▶ [Task to complete] For the entries that follow, tally the lines holding the string "Studio". Give the total and nothing else.

▶ [Input]
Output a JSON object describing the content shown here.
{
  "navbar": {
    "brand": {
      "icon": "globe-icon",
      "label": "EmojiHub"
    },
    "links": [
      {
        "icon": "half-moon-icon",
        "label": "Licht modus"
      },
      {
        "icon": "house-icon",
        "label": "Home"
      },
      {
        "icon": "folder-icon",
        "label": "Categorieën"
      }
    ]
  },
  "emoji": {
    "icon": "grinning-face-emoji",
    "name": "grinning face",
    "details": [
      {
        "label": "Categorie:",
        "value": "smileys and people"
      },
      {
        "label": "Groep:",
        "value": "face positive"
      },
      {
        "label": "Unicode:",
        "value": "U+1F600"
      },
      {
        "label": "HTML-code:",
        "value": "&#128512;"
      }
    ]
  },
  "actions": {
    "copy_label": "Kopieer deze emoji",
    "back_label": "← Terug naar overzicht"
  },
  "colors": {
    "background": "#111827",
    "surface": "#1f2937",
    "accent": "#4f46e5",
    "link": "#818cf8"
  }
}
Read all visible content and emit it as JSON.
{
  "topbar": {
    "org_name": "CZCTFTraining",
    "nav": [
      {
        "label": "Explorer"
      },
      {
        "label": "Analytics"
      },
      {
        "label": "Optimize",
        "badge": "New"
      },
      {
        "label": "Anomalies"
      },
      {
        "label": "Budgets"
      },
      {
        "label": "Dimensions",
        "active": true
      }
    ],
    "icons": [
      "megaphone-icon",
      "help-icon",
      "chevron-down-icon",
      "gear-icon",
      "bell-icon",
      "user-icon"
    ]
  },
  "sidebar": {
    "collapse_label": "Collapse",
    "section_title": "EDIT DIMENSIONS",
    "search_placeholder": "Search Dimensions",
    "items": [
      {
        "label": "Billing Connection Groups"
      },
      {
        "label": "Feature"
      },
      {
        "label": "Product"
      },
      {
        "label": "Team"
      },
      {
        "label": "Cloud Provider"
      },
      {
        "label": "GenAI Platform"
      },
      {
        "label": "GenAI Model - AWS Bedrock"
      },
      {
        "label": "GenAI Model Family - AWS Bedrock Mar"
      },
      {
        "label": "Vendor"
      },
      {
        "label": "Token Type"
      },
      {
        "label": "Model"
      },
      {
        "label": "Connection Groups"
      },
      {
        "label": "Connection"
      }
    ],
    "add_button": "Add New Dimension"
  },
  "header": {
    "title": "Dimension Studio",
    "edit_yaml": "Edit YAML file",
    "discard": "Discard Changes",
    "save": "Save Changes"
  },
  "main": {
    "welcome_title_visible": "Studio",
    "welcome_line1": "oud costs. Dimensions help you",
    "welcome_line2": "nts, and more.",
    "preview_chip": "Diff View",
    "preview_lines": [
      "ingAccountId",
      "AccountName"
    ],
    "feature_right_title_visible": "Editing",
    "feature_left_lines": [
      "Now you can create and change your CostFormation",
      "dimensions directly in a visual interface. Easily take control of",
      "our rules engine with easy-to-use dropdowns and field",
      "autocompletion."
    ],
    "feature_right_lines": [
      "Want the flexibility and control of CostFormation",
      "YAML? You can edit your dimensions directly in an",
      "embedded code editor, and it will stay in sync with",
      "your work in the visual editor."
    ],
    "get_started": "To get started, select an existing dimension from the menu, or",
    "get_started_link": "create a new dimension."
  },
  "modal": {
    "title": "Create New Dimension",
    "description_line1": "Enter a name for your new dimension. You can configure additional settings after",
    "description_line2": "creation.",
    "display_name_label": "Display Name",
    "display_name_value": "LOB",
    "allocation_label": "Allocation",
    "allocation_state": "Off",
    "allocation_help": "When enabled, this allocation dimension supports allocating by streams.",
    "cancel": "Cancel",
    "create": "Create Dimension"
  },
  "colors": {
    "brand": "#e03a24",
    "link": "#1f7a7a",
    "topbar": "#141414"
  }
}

▶ [Task output] 2